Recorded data

----

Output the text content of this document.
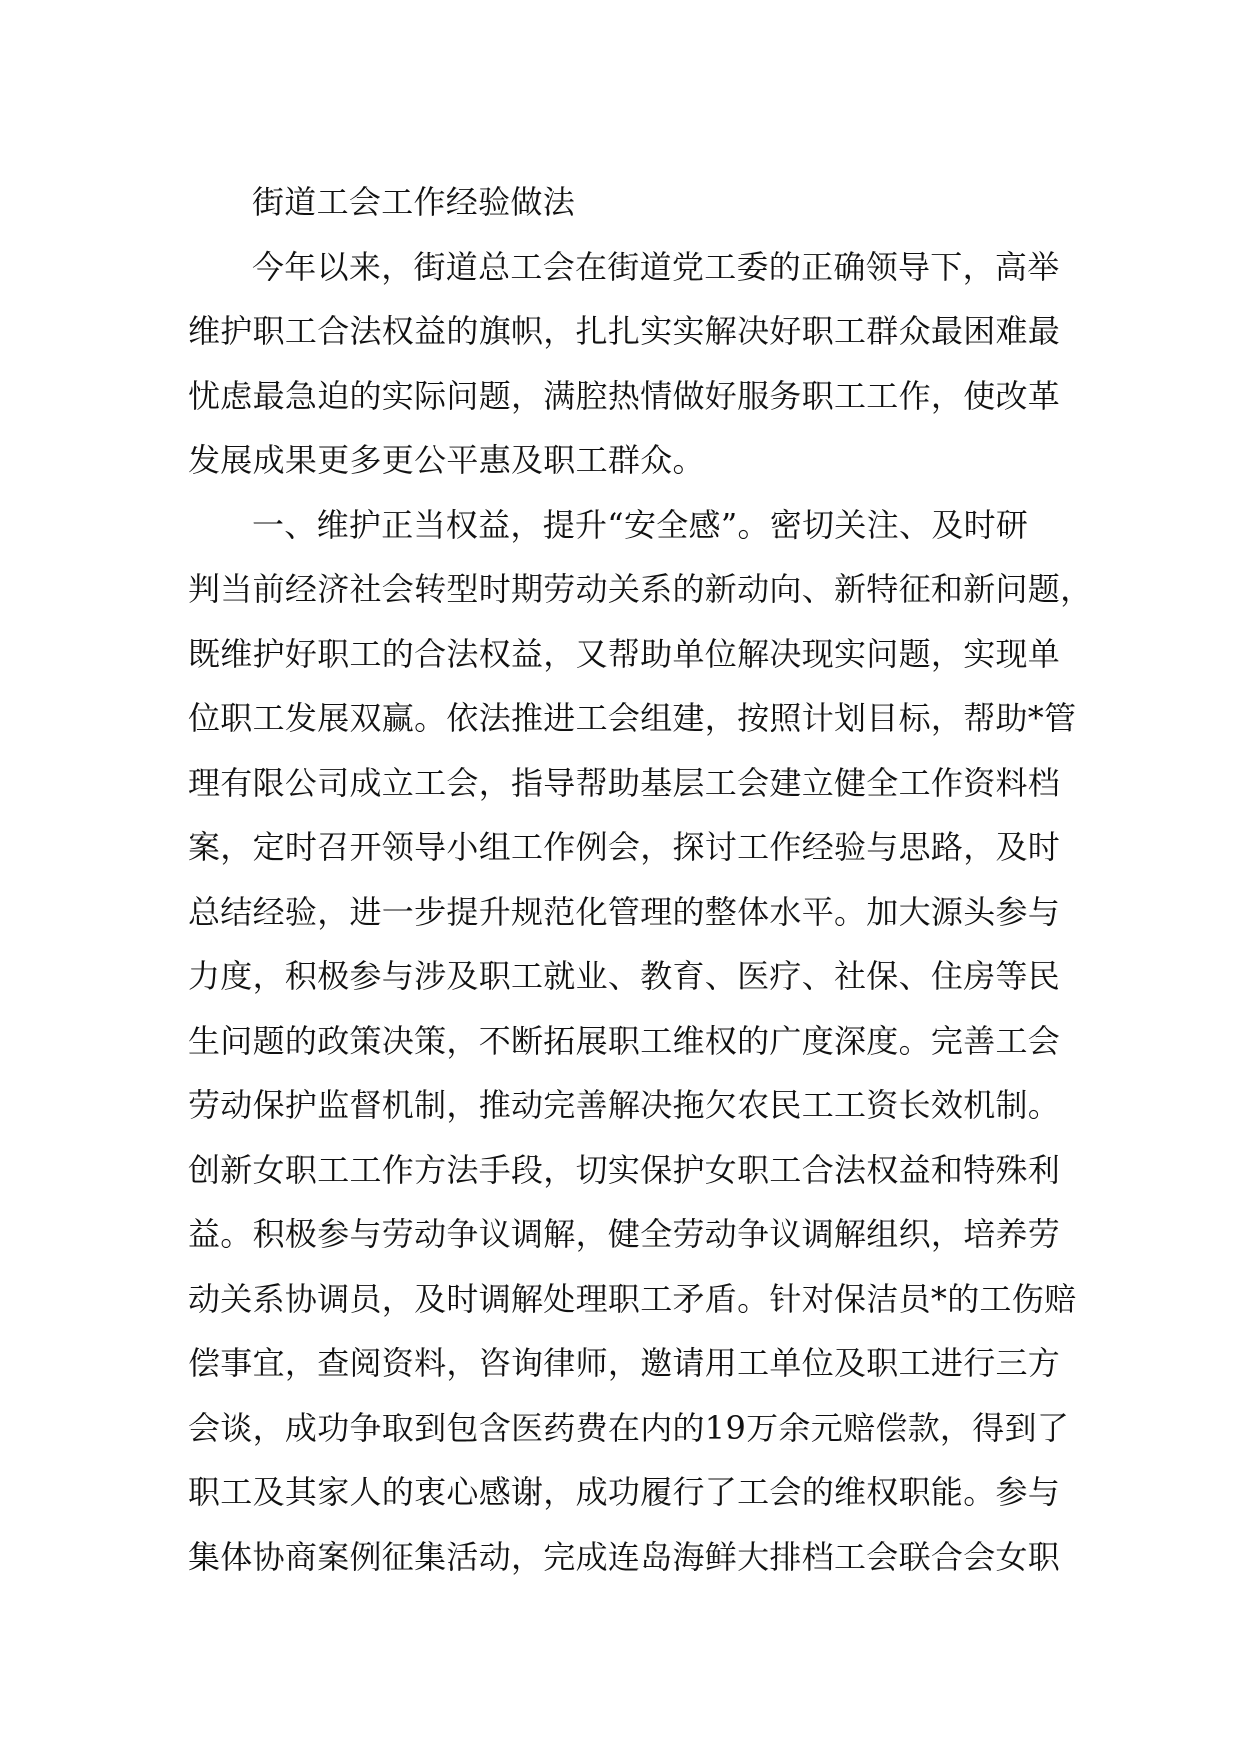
街道工会工作经验做法
今年以来，街道总工会在街道党工委的正确领导下，高举
维护职工合法权益的旗帜，扎扎实实解决好职工群众最困难最
忧虑最急迫的实际问题，满腔热情做好服务职工工作，使改革
发展成果更多更公平惠及职工群众。
一、维护正当权益，提升“安全感”。密切关注、及时研
判当前经济社会转型时期劳动关系的新动向、新特征和新问题，
既维护好职工的合法权益，又帮助单位解决现实问题，实现单
位职工发展双赢。依法推进工会组建，按照计划目标，帮助*管
理有限公司成立工会，指导帮助基层工会建立健全工作资料档
案，定时召开领导小组工作例会，探讨工作经验与思路，及时
总结经验，进一步提升规范化管理的整体水平。加大源头参与
力度，积极参与涉及职工就业、教育、医疗、社保、住房等民
生问题的政策决策，不断拓展职工维权的广度深度。完善工会
劳动保护监督机制，推动完善解决拖欠农民工工资长效机制。
创新女职工工作方法手段，切实保护女职工合法权益和特殊利
益。积极参与劳动争议调解，健全劳动争议调解组织，培养劳
动关系协调员，及时调解处理职工矛盾。针对保洁员*的工伤赔
偿事宜，查阅资料，咨询律师，邀请用工单位及职工进行三方
会谈，成功争取到包含医药费在内的19万余元赔偿款，得到了
职工及其家人的衷心感谢，成功履行了工会的维权职能。参与
集体协商案例征集活动，完成连岛海鲜大排档工会联合会女职
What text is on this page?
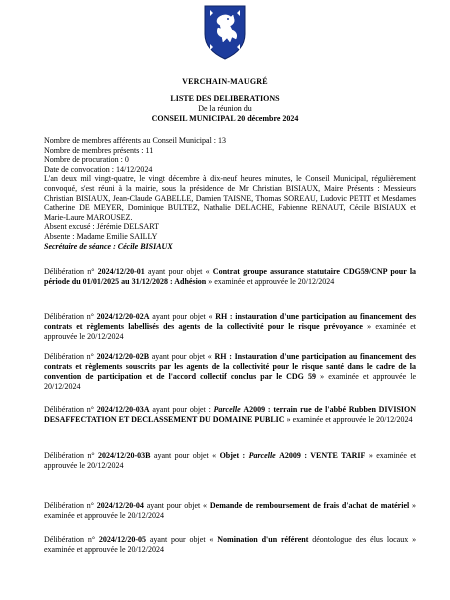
VERCHAIN-MAUGRÉ
LISTE DES DELIBERATIONS
De la réunion du
CONSEIL MUNICIPAL 20 décembre 2024
Nombre de membres afférents au Conseil Municipal : 13
Nombre de membres présents : 11
Nombre de procuration : 0
Date de convocation : 14/12/2024
L'an deux mil vingt-quatre, le vingt décembre à dix-neuf heures minutes, le Conseil Municipal, régulièrement convoqué, s'est réuni à la mairie, sous la présidence de Mr Christian BISIAUX, Maire Présents : Messieurs Christian BISIAUX, Jean-Claude GABELLE, Damien TAISNE, Thomas SOREAU, Ludovic PETIT et Mesdames Catherine DE MEYER, Dominique BULTEZ, Nathalie DELACHE, Fabienne RENAUT, Cécile BISIAUX et Marie-Laure MAROUSEZ.
Absent excusé : Jérémie DELSART
Absente : Madame Emilie SAILLY
Secrétaire de séance : Cécile BISIAUX
Délibération n° 2024/12/20-01 ayant pour objet « Contrat groupe assurance statutaire CDG59/CNP pour la période du 01/01/2025 au 31/12/2028 : Adhésion » examinée et approuvée le 20/12/2024
Délibération n° 2024/12/20-02A ayant pour objet « RH : instauration d'une participation au financement des contrats et règlements labellisés des agents de la collectivité pour le risque prévoyance » examinée et approuvée le 20/12/2024
Délibération n° 2024/12/20-02B ayant pour objet « RH : Instauration d'une participation au financement des contrats et règlements souscrits par les agents de la collectivité pour le risque santé dans le cadre de la convention de participation et de l'accord collectif conclus par le CDG 59 » examinée et approuvée le 20/12/2024
Délibération n° 2024/12/20-03A ayant pour objet : Parcelle A2009 : terrain rue de l'abbé Rubben DIVISION DESAFFECTATION ET DECLASSEMENT DU DOMAINE PUBLIC » examinée et approuvée le 20/12/2024
Délibération n° 2024/12/20-03B ayant pour objet « Objet : Parcelle A2009 : VENTE TARIF » examinée et approuvée le 20/12/2024
Délibération n° 2024/12/20-04 ayant pour objet « Demande de remboursement de frais d'achat de matériel » examinée et approuvée le 20/12/2024
Délibération n° 2024/12/20-05 ayant pour objet « Nomination d'un référent déontologue des élus locaux » examinée et approuvée le 20/12/2024
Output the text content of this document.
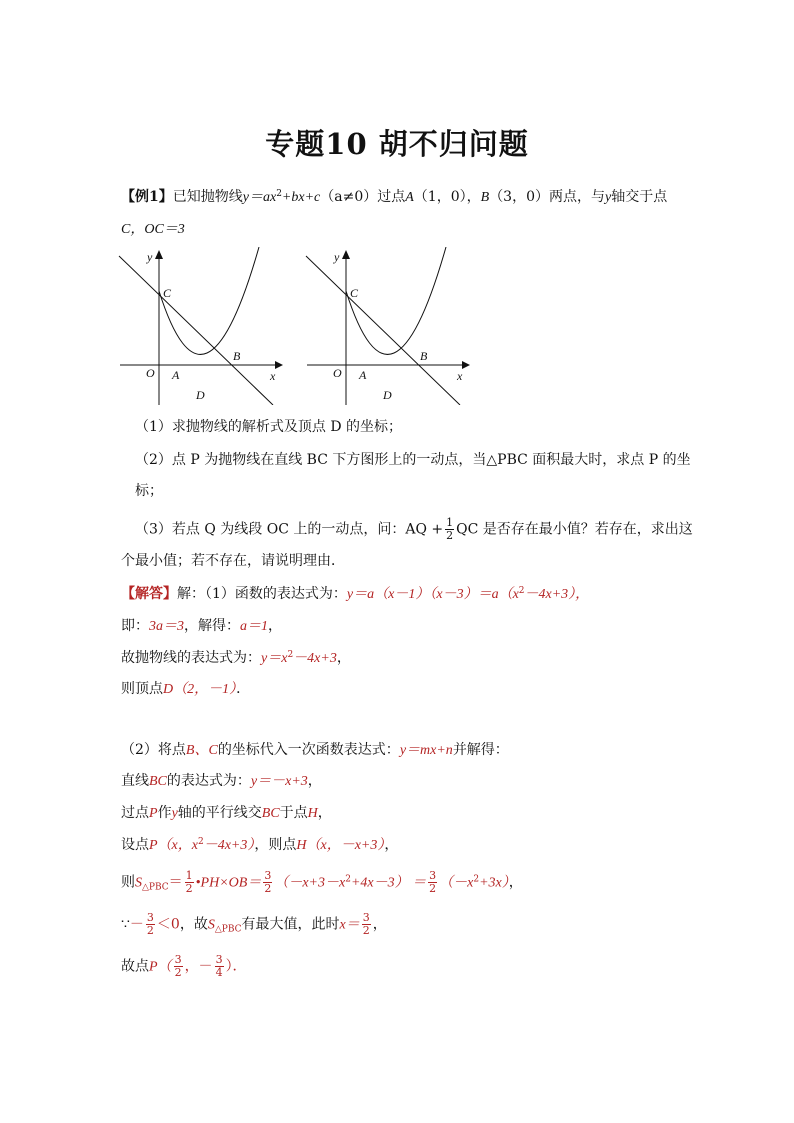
专题10 胡不归问题
【例1】已知抛物线$y=ax^2+bx+c(a\ne 0)$过点A（1，0），B（3，0）两点，与y轴交于点
C，OC＝3
y
C
B
O A	x
D
y
C
B
O A	x
D
（1）求抛物线的解析式及顶点 D 的坐标；
（2）点 P 为抛物线在直线 BC 下方图形上的一动点，当△PBC 面积最大时，求点 P 的坐
标；
（3）若点 Q 为线段 OC 上的一动点，问：AQ + $\frac{1}{2}$ QC 是否存在最小值？若存在，求出这
个最小值；若不存在，请说明理由．
【解答】解：（1）函数的表达式为：$y=a(x-1)(x-3)=a(x^2-4x+3)$，
即：3a＝3，解得：a＝1，
故抛物线的表达式为：$y=x^2-4x+3$，
则顶点D（2，－1）．
（2）将点B、C的坐标代入一次函数表达式：y＝mx+n并解得：
直线BC的表达式为：y＝－x+3，
过点P作y轴的平行线交BC于点H，
设点P（x，$x^2-4x+3$），则点H（x，－x+3），
则$S_{\triangle PBC}= \frac{1}{2}$ •PH×OB＝ $\frac{3}{2} (-x+3-x^2+4x-3) = \frac{3}{2} (-x^2+3x)$，
∵－ $\frac{3}{2} <0$，故$S_{\triangle PBC}$有最大值，此时$x= \frac{3}{2}$ ，
故点$P( \frac{3}{2}$ ，－ $\frac{3}{4}$ ）．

----

Problem to work on: Repeat each entry precisely as it appears. Leave the pictures out.

Output for this task:
Output the text content of this document.
街道工会工作经验做法
今年以来，街道总工会在街道党工委的正确领导下，高举
维护职工合法权益的旗帜，扎扎实实解决好职工群众最困难最
忧虑最急迫的实际问题，满腔热情做好服务职工工作，使改革
发展成果更多更公平惠及职工群众。
一、维护正当权益，提升“安全感”。密切关注、及时研
判当前经济社会转型时期劳动关系的新动向、新特征和新问题，
既维护好职工的合法权益，又帮助单位解决现实问题，实现单
位职工发展双赢。依法推进工会组建，按照计划目标，帮助*管
理有限公司成立工会，指导帮助基层工会建立健全工作资料档
案，定时召开领导小组工作例会，探讨工作经验与思路，及时
总结经验，进一步提升规范化管理的整体水平。加大源头参与
力度，积极参与涉及职工就业、教育、医疗、社保、住房等民
生问题的政策决策，不断拓展职工维权的广度深度。完善工会
劳动保护监督机制，推动完善解决拖欠农民工工资长效机制。
创新女职工工作方法手段，切实保护女职工合法权益和特殊利
益。积极参与劳动争议调解，健全劳动争议调解组织，培养劳
动关系协调员，及时调解处理职工矛盾。针对保洁员*的工伤赔
偿事宜，查阅资料，咨询律师，邀请用工单位及职工进行三方
会谈，成功争取到包含医药费在内的19万余元赔偿款，得到了
职工及其家人的衷心感谢，成功履行了工会的维权职能。参与
集体协商案例征集活动，完成连岛海鲜大排档工会联合会女职
What text is on this page?
VERCHAIN-MAUGRÉ
LISTE DES DELIBERATIONS
De la réunion du
CONSEIL MUNICIPAL 20 décembre 2024
Nombre de membres afférents au Conseil Municipal : 13
Nombre de membres présents : 11
Nombre de procuration : 0
Date de convocation : 14/12/2024
L'an deux mil vingt-quatre, le vingt décembre à dix-neuf heures minutes, le Conseil Municipal, régulièrement convoqué, s'est réuni à la mairie, sous la présidence de Mr Christian BISIAUX, Maire Présents : Messieurs Christian BISIAUX, Jean-Claude GABELLE, Damien TAISNE, Thomas SOREAU, Ludovic PETIT et Mesdames Catherine DE MEYER, Dominique BULTEZ, Nathalie DELACHE, Fabienne RENAUT, Cécile BISIAUX et Marie-Laure MAROUSEZ.
Absent excusé : Jérémie DELSART
Absente : Madame Emilie SAILLY
Secrétaire de séance : Cécile BISIAUX
Délibération n° 2024/12/20-01 ayant pour objet « Contrat groupe assurance statutaire CDG59/CNP pour la période du 01/01/2025 au 31/12/2028 : Adhésion » examinée et approuvée le 20/12/2024
Délibération n° 2024/12/20-02A ayant pour objet « RH : instauration d'une participation au financement des contrats et règlements labellisés des agents de la collectivité pour le risque prévoyance » examinée et approuvée le 20/12/2024
Délibération n° 2024/12/20-02B ayant pour objet « RH : Instauration d'une participation au financement des contrats et règlements souscrits par les agents de la collectivité pour le risque santé dans le cadre de la convention de participation et de l'accord collectif conclus par le CDG 59 » examinée et approuvée le 20/12/2024
Délibération n° 2024/12/20-03A ayant pour objet : Parcelle A2009 : terrain rue de l'abbé Rubben DIVISION DESAFFECTATION ET DECLASSEMENT DU DOMAINE PUBLIC » examinée et approuvée le 20/12/2024
Délibération n° 2024/12/20-03B ayant pour objet « Objet : Parcelle A2009 : VENTE TARIF » examinée et approuvée le 20/12/2024
Délibération n° 2024/12/20-04 ayant pour objet « Demande de remboursement de frais d'achat de matériel » examinée et approuvée le 20/12/2024
Délibération n° 2024/12/20-05 ayant pour objet « Nomination d'un référent déontologue des élus locaux » examinée et approuvée le 20/12/2024
Output the text content of this document.
专题10 胡不归问题
【例1】已知抛物线$y=ax^2+bx+c(a\ne 0)$过点A（1，0），B（3，0）两点，与y轴交于点
C，OC＝3
y
C
B
O A	x
D
y
C
B
O A	x
D
（1）求抛物线的解析式及顶点 D 的坐标；
（2）点 P 为抛物线在直线 BC 下方图形上的一动点，当△PBC 面积最大时，求点 P 的坐
标；
（3）若点 Q 为线段 OC 上的一动点，问：AQ + $\frac{1}{2}$ QC 是否存在最小值？若存在，求出这
个最小值；若不存在，请说明理由．
【解答】解：（1）函数的表达式为：$y=a(x-1)(x-3)=a(x^2-4x+3)$，
即：3a＝3，解得：a＝1，
故抛物线的表达式为：$y=x^2-4x+3$，
则顶点D（2，－1）．
（2）将点B、C的坐标代入一次函数表达式：y＝mx+n并解得：
直线BC的表达式为：y＝－x+3，
过点P作y轴的平行线交BC于点H，
设点P（x，$x^2-4x+3$），则点H（x，－x+3），
则$S_{\triangle PBC}= \frac{1}{2}$ •PH×OB＝ $\frac{3}{2} (-x+3-x^2+4x-3) = \frac{3}{2} (-x^2+3x)$，
∵－ $\frac{3}{2} <0$，故$S_{\triangle PBC}$有最大值，此时$x= \frac{3}{2}$ ，
故点$P( \frac{3}{2}$ ，－ $\frac{3}{4}$ ）．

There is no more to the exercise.